| Goal |
State how many lines of the listing below include the word "checking". Give only the number.

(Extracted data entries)
-.-.-

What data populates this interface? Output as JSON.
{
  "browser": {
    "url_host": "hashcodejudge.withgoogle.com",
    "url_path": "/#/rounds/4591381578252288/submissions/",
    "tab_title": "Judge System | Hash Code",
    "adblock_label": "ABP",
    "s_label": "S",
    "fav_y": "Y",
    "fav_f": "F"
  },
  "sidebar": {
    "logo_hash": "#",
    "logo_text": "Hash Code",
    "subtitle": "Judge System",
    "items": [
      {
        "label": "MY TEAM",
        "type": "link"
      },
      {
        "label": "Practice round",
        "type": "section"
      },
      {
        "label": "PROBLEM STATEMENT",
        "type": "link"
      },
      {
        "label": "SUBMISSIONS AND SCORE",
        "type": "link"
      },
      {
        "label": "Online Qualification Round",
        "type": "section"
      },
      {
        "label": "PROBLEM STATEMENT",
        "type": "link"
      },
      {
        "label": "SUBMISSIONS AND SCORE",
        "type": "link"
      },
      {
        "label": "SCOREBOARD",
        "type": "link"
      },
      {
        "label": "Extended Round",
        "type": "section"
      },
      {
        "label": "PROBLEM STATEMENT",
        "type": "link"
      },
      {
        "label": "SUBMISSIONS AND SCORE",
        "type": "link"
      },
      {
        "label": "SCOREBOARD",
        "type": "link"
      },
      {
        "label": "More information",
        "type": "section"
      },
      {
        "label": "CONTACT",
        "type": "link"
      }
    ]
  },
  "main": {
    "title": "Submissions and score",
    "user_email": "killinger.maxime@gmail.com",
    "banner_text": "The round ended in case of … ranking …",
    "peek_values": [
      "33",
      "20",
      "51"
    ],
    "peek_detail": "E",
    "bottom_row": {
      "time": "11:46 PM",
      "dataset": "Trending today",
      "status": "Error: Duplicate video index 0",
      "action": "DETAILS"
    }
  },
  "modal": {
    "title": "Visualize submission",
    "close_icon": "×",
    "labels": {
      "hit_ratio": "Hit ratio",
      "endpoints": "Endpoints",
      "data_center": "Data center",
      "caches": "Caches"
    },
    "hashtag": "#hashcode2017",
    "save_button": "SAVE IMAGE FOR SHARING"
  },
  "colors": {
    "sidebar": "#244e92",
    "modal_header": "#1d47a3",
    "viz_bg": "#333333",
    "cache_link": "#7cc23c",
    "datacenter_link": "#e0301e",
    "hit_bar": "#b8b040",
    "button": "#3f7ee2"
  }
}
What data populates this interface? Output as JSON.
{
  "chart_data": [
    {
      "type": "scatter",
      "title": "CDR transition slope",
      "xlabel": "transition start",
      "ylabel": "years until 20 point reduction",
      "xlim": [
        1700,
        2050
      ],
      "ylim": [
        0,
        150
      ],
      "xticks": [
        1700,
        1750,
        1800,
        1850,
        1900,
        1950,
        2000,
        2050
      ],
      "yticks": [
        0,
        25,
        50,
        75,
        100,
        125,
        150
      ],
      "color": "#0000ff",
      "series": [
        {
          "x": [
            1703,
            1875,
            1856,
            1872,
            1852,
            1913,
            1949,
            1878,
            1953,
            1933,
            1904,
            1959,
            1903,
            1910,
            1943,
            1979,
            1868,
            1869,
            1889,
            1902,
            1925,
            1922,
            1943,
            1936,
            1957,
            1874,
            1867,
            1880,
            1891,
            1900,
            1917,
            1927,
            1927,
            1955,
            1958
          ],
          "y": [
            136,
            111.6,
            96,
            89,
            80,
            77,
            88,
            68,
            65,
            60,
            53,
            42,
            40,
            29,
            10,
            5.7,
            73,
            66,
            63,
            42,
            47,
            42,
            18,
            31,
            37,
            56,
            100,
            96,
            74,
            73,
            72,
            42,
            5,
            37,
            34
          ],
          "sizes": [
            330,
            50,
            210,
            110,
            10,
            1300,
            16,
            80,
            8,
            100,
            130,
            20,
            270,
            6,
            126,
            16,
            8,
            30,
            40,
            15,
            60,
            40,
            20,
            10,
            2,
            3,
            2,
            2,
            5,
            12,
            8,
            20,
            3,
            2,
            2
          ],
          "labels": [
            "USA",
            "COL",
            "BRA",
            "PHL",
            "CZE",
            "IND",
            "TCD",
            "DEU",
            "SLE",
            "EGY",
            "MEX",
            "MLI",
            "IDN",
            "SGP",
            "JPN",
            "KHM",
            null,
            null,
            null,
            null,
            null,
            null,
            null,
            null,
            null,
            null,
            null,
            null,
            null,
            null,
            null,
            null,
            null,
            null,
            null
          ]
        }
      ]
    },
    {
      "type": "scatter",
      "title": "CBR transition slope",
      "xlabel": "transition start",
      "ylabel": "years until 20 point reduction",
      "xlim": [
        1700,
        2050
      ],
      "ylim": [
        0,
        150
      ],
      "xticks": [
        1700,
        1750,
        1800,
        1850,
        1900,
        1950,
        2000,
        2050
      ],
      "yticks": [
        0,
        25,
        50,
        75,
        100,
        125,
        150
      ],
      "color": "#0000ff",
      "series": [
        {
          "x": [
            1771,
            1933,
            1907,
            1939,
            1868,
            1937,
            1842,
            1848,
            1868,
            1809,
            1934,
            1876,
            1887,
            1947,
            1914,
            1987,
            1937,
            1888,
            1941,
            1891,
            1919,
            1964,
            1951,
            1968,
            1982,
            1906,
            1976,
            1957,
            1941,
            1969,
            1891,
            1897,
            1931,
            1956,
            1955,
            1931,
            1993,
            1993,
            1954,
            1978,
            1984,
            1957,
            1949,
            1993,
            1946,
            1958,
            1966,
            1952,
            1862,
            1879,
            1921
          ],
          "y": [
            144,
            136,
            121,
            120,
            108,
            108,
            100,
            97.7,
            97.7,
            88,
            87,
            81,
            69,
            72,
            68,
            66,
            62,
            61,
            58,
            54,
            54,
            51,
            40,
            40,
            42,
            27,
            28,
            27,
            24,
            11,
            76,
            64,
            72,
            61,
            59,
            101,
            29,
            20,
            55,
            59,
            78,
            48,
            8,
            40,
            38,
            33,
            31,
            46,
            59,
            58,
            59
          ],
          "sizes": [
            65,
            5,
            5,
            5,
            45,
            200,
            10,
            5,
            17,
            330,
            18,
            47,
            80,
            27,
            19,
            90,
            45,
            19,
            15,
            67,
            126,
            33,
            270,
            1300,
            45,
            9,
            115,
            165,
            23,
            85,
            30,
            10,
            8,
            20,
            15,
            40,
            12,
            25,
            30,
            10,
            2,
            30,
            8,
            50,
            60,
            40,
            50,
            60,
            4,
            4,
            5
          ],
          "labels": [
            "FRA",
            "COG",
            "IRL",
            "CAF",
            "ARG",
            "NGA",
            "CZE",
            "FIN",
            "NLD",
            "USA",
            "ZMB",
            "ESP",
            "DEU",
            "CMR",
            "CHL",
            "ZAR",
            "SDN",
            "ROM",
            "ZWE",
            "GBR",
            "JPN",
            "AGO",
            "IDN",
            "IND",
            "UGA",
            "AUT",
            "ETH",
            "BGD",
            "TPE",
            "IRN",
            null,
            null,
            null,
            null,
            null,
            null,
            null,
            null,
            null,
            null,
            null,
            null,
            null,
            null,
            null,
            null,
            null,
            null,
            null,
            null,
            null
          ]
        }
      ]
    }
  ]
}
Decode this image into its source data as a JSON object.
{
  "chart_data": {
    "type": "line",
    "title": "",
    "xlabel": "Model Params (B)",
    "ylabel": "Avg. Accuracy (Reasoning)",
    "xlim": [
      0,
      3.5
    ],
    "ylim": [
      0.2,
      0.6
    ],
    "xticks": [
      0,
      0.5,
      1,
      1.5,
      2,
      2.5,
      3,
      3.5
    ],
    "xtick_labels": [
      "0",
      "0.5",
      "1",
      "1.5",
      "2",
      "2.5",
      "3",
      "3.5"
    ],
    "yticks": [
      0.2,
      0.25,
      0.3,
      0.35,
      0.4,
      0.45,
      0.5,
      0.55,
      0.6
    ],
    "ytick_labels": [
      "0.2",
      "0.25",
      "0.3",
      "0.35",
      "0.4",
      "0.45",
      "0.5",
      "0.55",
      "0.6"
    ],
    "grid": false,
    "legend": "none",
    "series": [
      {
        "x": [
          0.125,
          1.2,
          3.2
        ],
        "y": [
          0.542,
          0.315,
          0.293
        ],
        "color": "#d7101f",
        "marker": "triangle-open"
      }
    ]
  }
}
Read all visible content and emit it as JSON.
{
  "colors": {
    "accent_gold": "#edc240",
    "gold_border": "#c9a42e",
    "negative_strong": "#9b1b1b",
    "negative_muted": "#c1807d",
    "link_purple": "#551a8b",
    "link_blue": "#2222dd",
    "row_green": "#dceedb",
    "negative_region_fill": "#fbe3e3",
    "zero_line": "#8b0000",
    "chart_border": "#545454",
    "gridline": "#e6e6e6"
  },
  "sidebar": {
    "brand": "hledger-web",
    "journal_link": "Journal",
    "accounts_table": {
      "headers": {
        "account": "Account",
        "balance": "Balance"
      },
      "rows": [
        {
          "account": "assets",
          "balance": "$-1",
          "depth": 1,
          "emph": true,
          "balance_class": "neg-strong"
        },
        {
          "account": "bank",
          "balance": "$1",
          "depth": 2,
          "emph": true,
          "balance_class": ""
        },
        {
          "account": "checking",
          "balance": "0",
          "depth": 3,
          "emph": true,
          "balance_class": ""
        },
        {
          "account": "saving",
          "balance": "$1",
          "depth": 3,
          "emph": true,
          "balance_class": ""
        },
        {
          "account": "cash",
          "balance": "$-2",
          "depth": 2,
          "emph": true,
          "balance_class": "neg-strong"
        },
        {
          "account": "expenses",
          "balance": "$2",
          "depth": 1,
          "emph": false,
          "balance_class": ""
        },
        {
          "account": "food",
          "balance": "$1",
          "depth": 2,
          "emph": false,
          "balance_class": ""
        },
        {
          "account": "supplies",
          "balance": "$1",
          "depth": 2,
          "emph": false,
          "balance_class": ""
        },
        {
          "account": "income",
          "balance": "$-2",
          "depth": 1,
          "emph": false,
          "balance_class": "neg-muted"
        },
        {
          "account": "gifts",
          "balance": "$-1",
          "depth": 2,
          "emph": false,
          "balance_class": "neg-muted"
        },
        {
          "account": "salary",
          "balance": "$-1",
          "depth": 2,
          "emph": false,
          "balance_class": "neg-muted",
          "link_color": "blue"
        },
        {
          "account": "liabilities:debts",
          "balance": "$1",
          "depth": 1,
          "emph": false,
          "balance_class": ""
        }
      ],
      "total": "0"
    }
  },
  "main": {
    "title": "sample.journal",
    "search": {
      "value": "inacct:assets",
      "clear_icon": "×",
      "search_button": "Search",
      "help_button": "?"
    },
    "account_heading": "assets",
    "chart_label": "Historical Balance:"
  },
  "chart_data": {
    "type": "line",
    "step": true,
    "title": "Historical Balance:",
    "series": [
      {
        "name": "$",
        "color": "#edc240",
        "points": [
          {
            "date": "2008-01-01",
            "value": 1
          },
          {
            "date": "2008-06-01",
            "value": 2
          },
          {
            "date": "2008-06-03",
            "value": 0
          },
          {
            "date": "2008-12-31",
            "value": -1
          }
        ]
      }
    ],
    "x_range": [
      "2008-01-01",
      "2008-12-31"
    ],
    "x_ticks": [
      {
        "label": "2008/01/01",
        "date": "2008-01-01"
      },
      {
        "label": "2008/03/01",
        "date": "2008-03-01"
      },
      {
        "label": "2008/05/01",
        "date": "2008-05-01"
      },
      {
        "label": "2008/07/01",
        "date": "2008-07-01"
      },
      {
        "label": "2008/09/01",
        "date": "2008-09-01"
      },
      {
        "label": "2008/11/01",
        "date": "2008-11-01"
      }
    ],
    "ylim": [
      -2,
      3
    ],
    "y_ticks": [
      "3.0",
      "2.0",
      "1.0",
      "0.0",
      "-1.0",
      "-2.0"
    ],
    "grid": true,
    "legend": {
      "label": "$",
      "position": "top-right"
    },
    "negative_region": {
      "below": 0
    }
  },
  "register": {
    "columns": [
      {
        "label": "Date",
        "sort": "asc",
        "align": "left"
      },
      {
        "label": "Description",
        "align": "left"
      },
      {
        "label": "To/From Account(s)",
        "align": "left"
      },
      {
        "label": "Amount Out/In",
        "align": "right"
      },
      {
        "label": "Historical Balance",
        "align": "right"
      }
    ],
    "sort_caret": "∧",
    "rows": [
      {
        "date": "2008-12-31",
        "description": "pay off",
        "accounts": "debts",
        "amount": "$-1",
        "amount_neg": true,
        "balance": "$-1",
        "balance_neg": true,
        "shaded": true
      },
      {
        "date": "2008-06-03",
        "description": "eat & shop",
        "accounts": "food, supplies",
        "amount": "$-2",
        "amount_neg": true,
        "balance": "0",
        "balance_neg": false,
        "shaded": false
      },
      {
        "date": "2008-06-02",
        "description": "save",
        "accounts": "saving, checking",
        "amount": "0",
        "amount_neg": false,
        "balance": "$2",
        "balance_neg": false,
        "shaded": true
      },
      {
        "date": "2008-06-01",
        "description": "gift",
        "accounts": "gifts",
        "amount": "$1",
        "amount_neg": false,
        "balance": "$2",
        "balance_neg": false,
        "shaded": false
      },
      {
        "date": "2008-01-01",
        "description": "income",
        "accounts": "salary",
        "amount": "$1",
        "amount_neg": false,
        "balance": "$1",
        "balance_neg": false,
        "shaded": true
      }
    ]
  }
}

-.-.-

| Full output |
2